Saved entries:
— start —
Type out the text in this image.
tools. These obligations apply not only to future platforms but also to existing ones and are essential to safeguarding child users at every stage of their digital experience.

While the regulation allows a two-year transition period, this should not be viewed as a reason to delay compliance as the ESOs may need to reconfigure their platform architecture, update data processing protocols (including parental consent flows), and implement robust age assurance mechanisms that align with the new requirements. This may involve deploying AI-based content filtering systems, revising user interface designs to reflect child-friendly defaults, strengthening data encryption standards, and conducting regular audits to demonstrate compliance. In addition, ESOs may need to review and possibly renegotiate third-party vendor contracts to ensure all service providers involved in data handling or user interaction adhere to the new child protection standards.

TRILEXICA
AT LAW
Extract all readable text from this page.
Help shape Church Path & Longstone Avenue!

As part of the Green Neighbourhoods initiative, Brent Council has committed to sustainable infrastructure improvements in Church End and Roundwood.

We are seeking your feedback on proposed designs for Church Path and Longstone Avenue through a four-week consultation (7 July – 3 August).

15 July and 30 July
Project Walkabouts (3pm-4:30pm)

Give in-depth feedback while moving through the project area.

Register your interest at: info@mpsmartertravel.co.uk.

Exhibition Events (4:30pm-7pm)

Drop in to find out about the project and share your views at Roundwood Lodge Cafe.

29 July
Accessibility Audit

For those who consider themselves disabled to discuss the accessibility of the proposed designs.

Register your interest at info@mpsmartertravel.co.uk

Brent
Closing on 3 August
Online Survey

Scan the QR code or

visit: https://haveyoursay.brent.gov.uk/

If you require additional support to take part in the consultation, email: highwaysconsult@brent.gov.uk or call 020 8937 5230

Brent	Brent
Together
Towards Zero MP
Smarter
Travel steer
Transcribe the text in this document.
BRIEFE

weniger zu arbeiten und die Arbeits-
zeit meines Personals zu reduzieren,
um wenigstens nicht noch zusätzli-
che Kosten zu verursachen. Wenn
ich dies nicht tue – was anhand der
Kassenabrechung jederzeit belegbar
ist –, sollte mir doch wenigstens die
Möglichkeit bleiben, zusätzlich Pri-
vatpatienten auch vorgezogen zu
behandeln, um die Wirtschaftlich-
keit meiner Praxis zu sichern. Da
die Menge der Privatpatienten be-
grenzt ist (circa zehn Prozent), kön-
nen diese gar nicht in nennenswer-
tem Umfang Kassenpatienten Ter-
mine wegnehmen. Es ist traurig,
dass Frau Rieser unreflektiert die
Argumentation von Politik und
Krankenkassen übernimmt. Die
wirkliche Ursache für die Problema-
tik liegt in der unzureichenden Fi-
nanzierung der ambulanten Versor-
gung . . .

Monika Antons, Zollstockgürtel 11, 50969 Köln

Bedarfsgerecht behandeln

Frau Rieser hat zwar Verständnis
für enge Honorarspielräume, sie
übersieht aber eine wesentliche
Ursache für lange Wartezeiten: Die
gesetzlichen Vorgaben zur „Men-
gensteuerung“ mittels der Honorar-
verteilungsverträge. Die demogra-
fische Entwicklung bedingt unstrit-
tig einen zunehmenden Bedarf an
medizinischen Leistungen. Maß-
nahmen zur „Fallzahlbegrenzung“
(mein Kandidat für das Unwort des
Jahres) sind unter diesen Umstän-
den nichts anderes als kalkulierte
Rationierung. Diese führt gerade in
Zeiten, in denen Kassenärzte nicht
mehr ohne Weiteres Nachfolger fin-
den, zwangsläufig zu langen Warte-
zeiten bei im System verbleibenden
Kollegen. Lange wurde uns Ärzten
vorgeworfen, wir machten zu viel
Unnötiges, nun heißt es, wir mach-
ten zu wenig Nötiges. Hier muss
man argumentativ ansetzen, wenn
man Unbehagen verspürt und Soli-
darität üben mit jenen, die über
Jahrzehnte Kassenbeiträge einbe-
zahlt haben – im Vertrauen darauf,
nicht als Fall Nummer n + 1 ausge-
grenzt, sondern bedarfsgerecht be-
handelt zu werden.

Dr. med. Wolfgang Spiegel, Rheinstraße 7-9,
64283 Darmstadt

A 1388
— end —
• **What you need to do**: Scan the records above for the string "behandeln", then report every line that contains it.

• **Response for this exercise**:
behandeln, um die Wirtschaftlich-
Bedarfsgerecht behandeln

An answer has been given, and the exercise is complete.